GOAL OF THE EXERCISE:
Return the lines of the material below without any changes, from its first line through the line that contains "table-row[interactable]: -- -- -- -- bbox=[285, 248, 599, 260]", with both of those lines included.

DATA SHOWN:
---+---

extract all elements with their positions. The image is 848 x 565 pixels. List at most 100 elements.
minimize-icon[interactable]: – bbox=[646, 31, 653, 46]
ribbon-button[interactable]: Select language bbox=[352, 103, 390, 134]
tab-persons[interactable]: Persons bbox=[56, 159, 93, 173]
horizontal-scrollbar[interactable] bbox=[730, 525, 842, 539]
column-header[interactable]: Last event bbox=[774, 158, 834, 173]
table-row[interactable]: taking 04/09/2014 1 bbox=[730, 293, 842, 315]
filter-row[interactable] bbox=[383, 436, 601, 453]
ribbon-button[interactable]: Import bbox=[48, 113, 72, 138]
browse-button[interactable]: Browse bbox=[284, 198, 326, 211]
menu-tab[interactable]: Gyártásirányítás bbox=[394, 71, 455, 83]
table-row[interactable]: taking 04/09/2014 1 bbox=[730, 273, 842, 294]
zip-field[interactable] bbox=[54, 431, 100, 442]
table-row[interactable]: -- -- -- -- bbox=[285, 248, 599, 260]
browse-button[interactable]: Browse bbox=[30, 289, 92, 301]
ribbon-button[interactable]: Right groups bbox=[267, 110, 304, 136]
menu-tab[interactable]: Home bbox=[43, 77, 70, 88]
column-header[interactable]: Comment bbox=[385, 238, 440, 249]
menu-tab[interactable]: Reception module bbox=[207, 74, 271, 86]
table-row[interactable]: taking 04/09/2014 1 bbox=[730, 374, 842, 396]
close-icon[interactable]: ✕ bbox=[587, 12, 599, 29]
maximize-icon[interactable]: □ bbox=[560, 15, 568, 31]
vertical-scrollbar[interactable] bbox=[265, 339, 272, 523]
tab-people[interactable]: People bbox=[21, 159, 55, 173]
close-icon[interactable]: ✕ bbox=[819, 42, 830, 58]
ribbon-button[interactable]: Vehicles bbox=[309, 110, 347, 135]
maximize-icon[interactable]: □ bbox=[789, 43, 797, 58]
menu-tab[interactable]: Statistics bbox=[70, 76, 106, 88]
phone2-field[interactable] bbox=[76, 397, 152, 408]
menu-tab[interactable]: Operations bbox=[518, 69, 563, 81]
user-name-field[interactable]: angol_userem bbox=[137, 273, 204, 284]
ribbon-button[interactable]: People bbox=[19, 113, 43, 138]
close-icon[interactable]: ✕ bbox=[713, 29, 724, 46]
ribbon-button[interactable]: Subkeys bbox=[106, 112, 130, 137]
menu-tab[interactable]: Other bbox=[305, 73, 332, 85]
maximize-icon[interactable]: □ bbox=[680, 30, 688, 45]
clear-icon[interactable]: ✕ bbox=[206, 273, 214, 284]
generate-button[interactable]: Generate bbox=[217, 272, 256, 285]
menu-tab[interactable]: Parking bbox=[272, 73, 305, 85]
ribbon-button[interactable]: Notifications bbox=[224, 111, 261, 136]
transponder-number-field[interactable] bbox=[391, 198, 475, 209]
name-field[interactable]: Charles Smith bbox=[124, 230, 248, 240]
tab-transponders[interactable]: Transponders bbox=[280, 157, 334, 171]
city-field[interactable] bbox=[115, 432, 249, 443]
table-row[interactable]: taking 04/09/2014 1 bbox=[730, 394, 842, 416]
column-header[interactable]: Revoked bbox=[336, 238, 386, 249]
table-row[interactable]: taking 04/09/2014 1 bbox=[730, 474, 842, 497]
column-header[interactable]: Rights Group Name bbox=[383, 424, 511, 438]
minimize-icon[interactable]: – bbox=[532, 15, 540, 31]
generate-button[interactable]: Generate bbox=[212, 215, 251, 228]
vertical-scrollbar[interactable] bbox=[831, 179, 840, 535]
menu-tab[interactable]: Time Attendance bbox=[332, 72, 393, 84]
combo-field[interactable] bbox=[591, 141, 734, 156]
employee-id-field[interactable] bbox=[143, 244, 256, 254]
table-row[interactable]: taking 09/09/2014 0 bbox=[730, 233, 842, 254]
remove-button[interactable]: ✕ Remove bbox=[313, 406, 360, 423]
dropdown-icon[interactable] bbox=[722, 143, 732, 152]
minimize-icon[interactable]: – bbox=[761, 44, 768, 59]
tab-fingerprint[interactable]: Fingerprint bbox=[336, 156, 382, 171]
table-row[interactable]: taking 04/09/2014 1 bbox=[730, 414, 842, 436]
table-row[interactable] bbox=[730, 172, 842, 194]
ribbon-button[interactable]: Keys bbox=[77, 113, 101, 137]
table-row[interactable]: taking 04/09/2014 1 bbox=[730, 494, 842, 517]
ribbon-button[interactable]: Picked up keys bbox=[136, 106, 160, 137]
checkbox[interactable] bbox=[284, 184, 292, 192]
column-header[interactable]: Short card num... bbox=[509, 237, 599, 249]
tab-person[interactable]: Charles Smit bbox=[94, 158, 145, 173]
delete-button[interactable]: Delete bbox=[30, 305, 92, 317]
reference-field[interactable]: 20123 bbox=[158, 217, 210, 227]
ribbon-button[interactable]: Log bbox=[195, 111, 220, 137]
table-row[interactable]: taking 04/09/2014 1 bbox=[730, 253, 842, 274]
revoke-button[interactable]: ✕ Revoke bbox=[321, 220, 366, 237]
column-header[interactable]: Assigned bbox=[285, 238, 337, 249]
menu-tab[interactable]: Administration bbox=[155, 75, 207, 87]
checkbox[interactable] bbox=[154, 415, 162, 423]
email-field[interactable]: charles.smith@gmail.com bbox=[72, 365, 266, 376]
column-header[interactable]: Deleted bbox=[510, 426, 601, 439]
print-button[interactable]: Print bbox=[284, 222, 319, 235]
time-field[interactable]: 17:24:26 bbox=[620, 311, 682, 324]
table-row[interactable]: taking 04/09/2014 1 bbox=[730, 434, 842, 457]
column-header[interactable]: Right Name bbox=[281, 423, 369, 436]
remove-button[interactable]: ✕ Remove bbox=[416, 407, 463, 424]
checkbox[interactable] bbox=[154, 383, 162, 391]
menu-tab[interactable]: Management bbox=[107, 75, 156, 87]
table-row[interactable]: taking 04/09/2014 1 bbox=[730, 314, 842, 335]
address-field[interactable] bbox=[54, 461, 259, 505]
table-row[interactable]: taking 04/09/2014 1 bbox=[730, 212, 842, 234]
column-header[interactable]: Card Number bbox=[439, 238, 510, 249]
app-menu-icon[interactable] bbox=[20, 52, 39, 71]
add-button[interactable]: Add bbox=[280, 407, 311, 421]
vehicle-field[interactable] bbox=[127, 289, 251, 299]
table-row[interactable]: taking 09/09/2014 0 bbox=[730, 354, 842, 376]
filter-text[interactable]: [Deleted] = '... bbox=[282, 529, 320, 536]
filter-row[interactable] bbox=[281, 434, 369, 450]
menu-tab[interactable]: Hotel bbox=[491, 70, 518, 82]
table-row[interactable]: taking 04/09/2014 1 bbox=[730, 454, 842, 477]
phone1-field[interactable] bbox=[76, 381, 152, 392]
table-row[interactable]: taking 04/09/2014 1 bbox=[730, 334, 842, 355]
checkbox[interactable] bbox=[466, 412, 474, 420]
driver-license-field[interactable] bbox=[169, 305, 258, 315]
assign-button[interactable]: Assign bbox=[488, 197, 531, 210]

---+---

FULL OUTPUT:
extract all elements with their positions. The image is 848 x 565 pixels. List at most 100 elements.
minimize-icon[interactable]: – bbox=[646, 31, 653, 46]
ribbon-button[interactable]: Select language bbox=[352, 103, 390, 134]
tab-persons[interactable]: Persons bbox=[56, 159, 93, 173]
horizontal-scrollbar[interactable] bbox=[730, 525, 842, 539]
column-header[interactable]: Last event bbox=[774, 158, 834, 173]
table-row[interactable]: taking 04/09/2014 1 bbox=[730, 293, 842, 315]
filter-row[interactable] bbox=[383, 436, 601, 453]
ribbon-button[interactable]: Import bbox=[48, 113, 72, 138]
browse-button[interactable]: Browse bbox=[284, 198, 326, 211]
menu-tab[interactable]: Gyártásirányítás bbox=[394, 71, 455, 83]
table-row[interactable]: taking 04/09/2014 1 bbox=[730, 273, 842, 294]
zip-field[interactable] bbox=[54, 431, 100, 442]
table-row[interactable]: -- -- -- -- bbox=[285, 248, 599, 260]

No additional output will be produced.